SQL Server Performance

Distinct vs. Group By

Discussion in 'T-SQL Performance Tuning for Developers' started by chilisauce, Sep 10, 2003.

  1. chilisauce New Member

    I'll bet your paycheck this thread has been posted before. But hey, repetition is a good thing... I hope?

    How does SQL2k handle the distinct keyword? Does SQL filter the duplicates on the fly? Does it return the entire result set and then filter the duplicates? Or is it something else? Conversely how does SQL handle a Goup BY?

    I would like to think there is a difference between the two other than handling aggregates. In addition I am interested in a more in depth technical explanation. Therefore, routing me to the BOL is not the desired result.

    Thanks in advance,

    chili
  2. gaurav_bindlish New Member

    Excerpt from Inside SQL Server 2K-

    GROUP BY Operations

    Prior to SQL Server 7, a GROUP BY operation was processed in only one way: SQL Server sorted the data (after applying any SARGs) and then formed the groups from the sorted data. SQL programmers noticed that queries involving grouping returned results in sorted order, although this was merely a by-product of the internal grouping mechanism. In SQL Server 2000, the query optimizer can choose to use hashing to organize the data into groups and compute aggregates. The pseudocode looks like this:

    For Each Record in the Input
    Determine the hash bucket
    Scan the hash bucket for matches
    If a match exists
    Aggregate the new record into the old
    Drop the new record
    Otherwise
    Insert the record into the bucket
    Scan and Output the Hash Table

    If the query optimizer chooses to use hashing to process the GROUP BY, the data does not come back in any predictable order. The order actually depends on the order in which records appear in the hash buckets, but without knowing the specific hash function, you can't predict this order. If you use a lot of GROUP BY queries, you might be surprised that sometimes the results come back sorted and sometimes they don't. If you absolutely need your data in a particular order, you should use ORDER BY in your query.

▶ **Set problem**: Reproduce the SQL Server forum thread on DISTINCT versus GROUP BY word for word, in full. The data that comes next has no connection to the SQL Server forum thread.

▶ **Items**:
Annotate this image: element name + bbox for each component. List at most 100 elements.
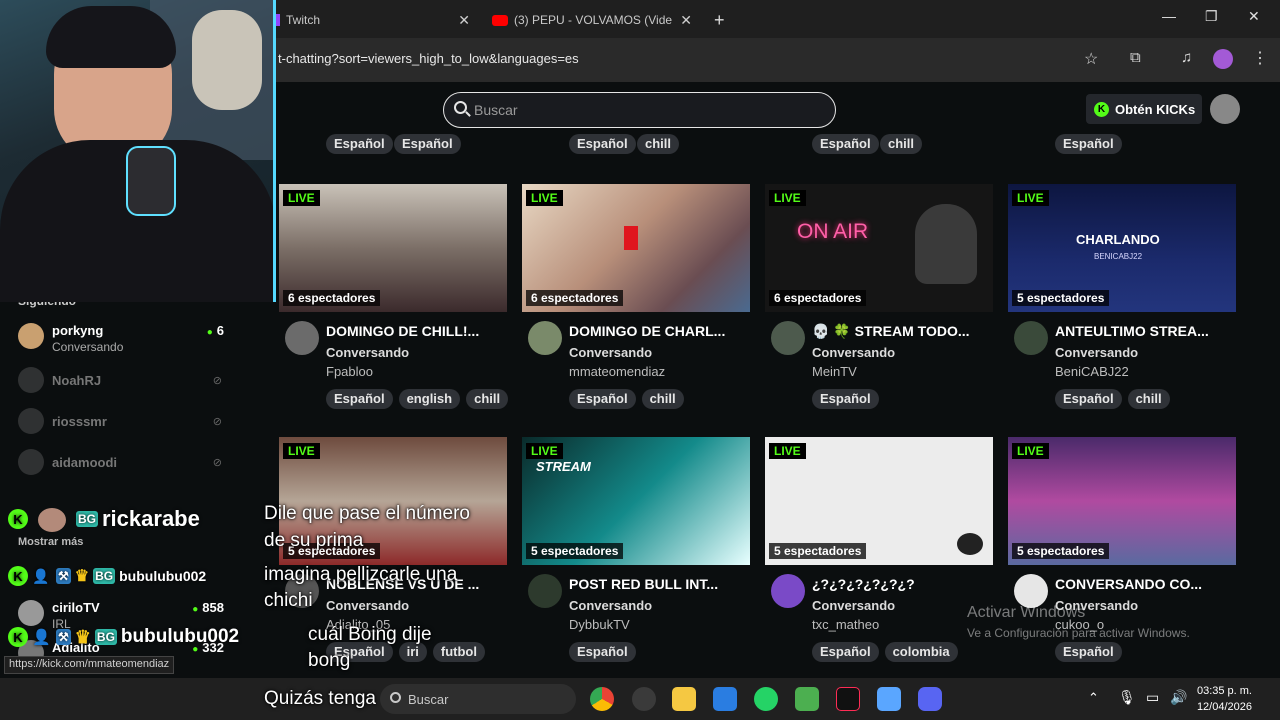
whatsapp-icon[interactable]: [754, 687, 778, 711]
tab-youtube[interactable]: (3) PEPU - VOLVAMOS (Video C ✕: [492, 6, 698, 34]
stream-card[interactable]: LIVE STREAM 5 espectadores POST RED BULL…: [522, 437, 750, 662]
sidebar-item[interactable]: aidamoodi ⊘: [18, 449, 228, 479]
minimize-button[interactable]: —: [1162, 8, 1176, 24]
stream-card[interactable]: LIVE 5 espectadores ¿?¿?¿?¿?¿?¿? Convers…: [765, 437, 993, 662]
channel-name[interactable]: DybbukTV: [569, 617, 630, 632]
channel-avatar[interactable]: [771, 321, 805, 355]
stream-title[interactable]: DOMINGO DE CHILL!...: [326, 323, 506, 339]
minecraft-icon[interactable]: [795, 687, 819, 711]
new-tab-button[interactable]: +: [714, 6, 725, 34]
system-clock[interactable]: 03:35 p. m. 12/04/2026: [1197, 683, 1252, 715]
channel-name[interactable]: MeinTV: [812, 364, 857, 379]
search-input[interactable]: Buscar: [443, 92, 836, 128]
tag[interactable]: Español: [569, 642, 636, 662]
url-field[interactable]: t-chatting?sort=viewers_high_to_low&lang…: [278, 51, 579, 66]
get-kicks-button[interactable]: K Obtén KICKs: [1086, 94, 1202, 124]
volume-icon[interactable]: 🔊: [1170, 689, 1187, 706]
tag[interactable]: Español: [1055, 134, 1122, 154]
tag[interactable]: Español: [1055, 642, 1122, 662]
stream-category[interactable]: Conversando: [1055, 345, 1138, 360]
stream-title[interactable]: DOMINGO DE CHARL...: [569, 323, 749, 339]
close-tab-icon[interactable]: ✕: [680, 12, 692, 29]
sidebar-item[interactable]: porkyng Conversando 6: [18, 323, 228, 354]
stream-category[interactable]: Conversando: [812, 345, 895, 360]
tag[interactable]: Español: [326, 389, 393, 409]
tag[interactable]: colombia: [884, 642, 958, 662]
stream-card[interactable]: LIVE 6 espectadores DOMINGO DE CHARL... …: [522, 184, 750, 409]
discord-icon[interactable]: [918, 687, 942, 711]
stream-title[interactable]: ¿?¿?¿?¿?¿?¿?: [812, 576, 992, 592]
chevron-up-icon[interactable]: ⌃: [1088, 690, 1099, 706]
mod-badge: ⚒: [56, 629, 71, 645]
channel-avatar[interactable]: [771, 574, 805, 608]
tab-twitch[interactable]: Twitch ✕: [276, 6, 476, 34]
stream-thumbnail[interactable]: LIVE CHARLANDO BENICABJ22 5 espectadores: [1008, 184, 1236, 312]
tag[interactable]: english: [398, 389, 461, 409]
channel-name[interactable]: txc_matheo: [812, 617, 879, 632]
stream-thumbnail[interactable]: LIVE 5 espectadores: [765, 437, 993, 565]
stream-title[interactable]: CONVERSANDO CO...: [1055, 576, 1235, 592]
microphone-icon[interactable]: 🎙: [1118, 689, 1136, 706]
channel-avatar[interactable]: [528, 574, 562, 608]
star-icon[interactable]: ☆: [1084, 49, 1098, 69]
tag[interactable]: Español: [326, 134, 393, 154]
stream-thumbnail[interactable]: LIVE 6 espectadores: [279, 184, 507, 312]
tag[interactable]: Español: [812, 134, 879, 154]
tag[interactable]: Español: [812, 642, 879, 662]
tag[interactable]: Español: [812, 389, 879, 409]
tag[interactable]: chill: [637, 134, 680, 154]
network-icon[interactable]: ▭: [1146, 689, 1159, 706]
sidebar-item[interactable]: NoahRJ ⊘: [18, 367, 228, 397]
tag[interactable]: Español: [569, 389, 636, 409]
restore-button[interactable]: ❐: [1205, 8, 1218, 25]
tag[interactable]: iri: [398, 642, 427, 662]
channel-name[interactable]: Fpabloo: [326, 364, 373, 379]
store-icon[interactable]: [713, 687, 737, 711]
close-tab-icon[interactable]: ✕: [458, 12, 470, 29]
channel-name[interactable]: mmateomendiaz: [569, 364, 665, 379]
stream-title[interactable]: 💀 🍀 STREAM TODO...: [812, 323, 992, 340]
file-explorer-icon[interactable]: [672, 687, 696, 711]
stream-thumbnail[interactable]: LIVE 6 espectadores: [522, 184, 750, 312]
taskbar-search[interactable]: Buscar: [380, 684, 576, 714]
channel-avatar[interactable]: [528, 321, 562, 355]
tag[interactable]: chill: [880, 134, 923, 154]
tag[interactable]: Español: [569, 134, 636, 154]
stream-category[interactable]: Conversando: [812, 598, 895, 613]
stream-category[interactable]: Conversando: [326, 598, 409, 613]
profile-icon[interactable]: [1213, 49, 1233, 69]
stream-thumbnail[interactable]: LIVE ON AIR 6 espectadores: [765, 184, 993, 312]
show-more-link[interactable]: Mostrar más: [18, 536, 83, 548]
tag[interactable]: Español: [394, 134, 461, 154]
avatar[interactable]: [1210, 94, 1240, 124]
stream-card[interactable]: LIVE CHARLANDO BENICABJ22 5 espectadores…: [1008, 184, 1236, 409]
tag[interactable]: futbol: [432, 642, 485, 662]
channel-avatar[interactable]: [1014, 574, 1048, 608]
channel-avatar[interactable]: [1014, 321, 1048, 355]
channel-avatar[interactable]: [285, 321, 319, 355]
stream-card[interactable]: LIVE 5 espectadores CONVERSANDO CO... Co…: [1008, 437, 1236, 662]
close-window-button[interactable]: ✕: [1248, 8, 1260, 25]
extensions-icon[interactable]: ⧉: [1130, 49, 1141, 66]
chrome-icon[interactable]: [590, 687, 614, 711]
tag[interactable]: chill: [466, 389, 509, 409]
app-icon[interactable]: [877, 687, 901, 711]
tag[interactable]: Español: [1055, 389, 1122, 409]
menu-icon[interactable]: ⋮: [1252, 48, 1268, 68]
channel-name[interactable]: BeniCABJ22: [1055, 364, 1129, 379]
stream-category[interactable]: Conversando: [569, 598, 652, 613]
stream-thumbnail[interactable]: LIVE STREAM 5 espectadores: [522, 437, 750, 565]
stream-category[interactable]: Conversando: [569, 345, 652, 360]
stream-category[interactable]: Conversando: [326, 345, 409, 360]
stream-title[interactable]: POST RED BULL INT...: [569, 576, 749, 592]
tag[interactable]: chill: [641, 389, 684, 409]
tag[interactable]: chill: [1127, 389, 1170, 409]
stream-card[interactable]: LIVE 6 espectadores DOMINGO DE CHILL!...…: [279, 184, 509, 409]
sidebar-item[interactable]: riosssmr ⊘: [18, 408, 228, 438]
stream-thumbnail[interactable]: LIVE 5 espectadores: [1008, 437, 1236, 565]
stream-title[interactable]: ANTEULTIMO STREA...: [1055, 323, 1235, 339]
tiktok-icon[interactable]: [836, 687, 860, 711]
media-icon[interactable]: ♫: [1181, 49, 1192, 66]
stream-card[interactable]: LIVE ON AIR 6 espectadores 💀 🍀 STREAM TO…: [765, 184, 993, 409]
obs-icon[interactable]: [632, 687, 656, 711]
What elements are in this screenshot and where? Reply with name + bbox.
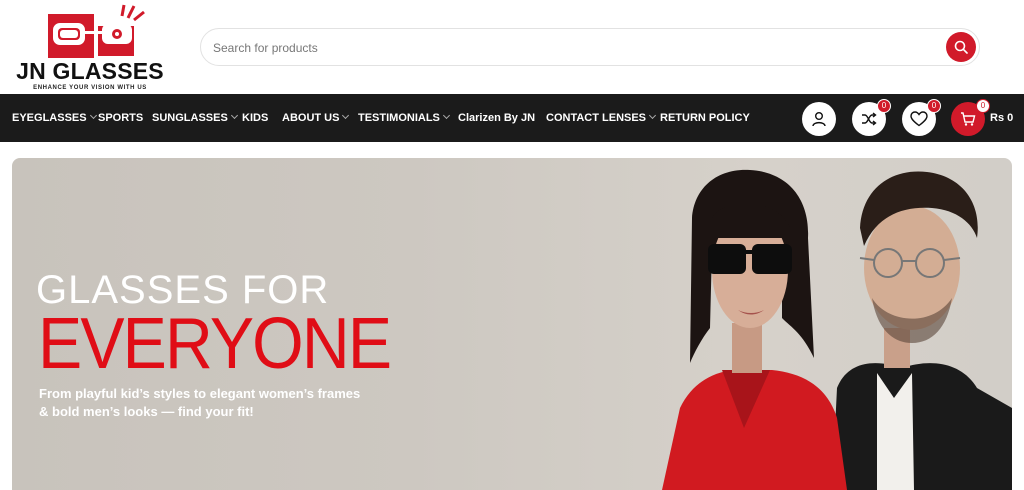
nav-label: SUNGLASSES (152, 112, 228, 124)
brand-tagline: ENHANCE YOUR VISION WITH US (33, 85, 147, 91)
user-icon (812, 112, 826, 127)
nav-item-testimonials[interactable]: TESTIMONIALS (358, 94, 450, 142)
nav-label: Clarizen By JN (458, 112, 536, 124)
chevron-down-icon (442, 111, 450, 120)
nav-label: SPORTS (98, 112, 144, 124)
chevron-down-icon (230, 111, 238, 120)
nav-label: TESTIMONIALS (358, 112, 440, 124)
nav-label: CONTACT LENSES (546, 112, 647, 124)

▶ **Response**:
SQL Server Performance

Distinct vs. Group By

Discussion in 'T-SQL Performance Tuning for Developers' started by chilisauce, Sep 10, 2003.

  1. chilisauce New Member

    I'll bet your paycheck this thread has been posted before. But hey, repetition is a good thing... I hope?

    How does SQL2k handle the distinct keyword? Does SQL filter the duplicates on the fly? Does it return the entire result set and then filter the duplicates? Or is it something else? Conversely how does SQL handle a Goup BY?

    I would like to think there is a difference between the two other than handling aggregates. In addition I am interested in a more in depth technical explanation. Therefore, routing me to the BOL is not the desired result.

    Thanks in advance,

    chili
  2. gaurav_bindlish New Member

    Excerpt from Inside SQL Server 2K-

    GROUP BY Operations

    Prior to SQL Server 7, a GROUP BY operation was processed in only one way: SQL Server sorted the data (after applying any SARGs) and then formed the groups from the sorted data. SQL programmers noticed that queries involving grouping returned results in sorted order, although this was merely a by-product of the internal grouping mechanism. In SQL Server 2000, the query optimizer can choose to use hashing to organize the data into groups and compute aggregates. The pseudocode looks like this:

    For Each Record in the Input
    Determine the hash bucket
    Scan the hash bucket for matches
    If a match exists
    Aggregate the new record into the old
    Drop the new record
    Otherwise
    Insert the record into the bucket
    Scan and Output the Hash Table

    If the query optimizer chooses to use hashing to process the GROUP BY, the data does not come back in any predictable order. The order actually depends on the order in which records appear in the hash buckets, but without knowing the specific hash function, you can't predict this order. If you use a lot of GROUP BY queries, you might be surprised that sometimes the results come back sorted and sometimes they don't. If you absolutely need your data in a particular order, you should use ORDER BY in your query.